→ **EXERCISE DIRECTIONS**: Tally every line featuring "perusahaan", then give that tally alone.

+++

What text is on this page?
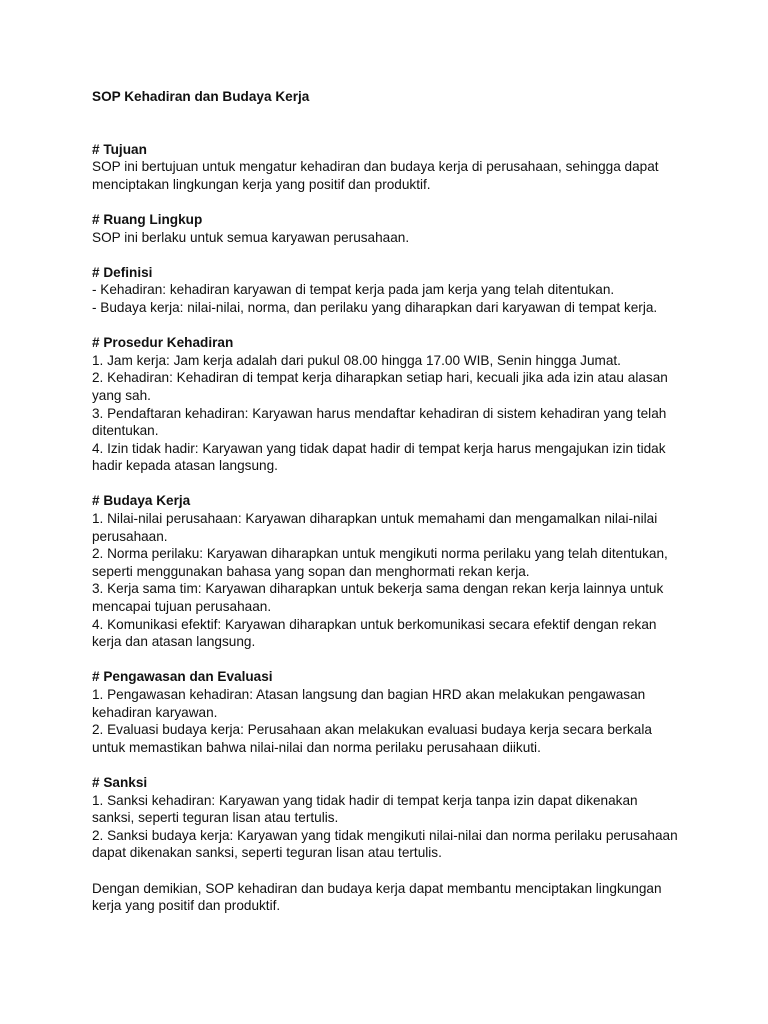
SOP Kehadiran dan Budaya Kerja

# Tujuan

SOP ini bertujuan untuk mengatur kehadiran dan budaya kerja di perusahaan, sehingga dapat menciptakan lingkungan kerja yang positif dan produktif.

# Ruang Lingkup

SOP ini berlaku untuk semua karyawan perusahaan.

# Definisi

- Kehadiran: kehadiran karyawan di tempat kerja pada jam kerja yang telah ditentukan.

- Budaya kerja: nilai-nilai, norma, dan perilaku yang diharapkan dari karyawan di tempat kerja.

# Prosedur Kehadiran

1. Jam kerja: Jam kerja adalah dari pukul 08.00 hingga 17.00 WIB, Senin hingga Jumat.

2. Kehadiran: Kehadiran di tempat kerja diharapkan setiap hari, kecuali jika ada izin atau alasan yang sah.

3. Pendaftaran kehadiran: Karyawan harus mendaftar kehadiran di sistem kehadiran yang telah ditentukan.

4. Izin tidak hadir: Karyawan yang tidak dapat hadir di tempat kerja harus mengajukan izin tidak hadir kepada atasan langsung.

# Budaya Kerja

1. Nilai-nilai perusahaan: Karyawan diharapkan untuk memahami dan mengamalkan nilai-nilai perusahaan.

2. Norma perilaku: Karyawan diharapkan untuk mengikuti norma perilaku yang telah ditentukan, seperti menggunakan bahasa yang sopan dan menghormati rekan kerja.

3. Kerja sama tim: Karyawan diharapkan untuk bekerja sama dengan rekan kerja lainnya untuk mencapai tujuan perusahaan.

4. Komunikasi efektif: Karyawan diharapkan untuk berkomunikasi secara efektif dengan rekan kerja dan atasan langsung.

# Pengawasan dan Evaluasi

1. Pengawasan kehadiran: Atasan langsung dan bagian HRD akan melakukan pengawasan kehadiran karyawan.

2. Evaluasi budaya kerja: Perusahaan akan melakukan evaluasi budaya kerja secara berkala untuk memastikan bahwa nilai-nilai dan norma perilaku perusahaan diikuti.

# Sanksi

1. Sanksi kehadiran: Karyawan yang tidak hadir di tempat kerja tanpa izin dapat dikenakan sanksi, seperti teguran lisan atau tertulis.

2. Sanksi budaya kerja: Karyawan yang tidak mengikuti nilai-nilai dan norma perilaku perusahaan dapat dikenakan sanksi, seperti teguran lisan atau tertulis.

Dengan demikian, SOP kehadiran dan budaya kerja dapat membantu menciptakan lingkungan kerja yang positif dan produktif.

+++

→ **RESPONSE BELOW**: 6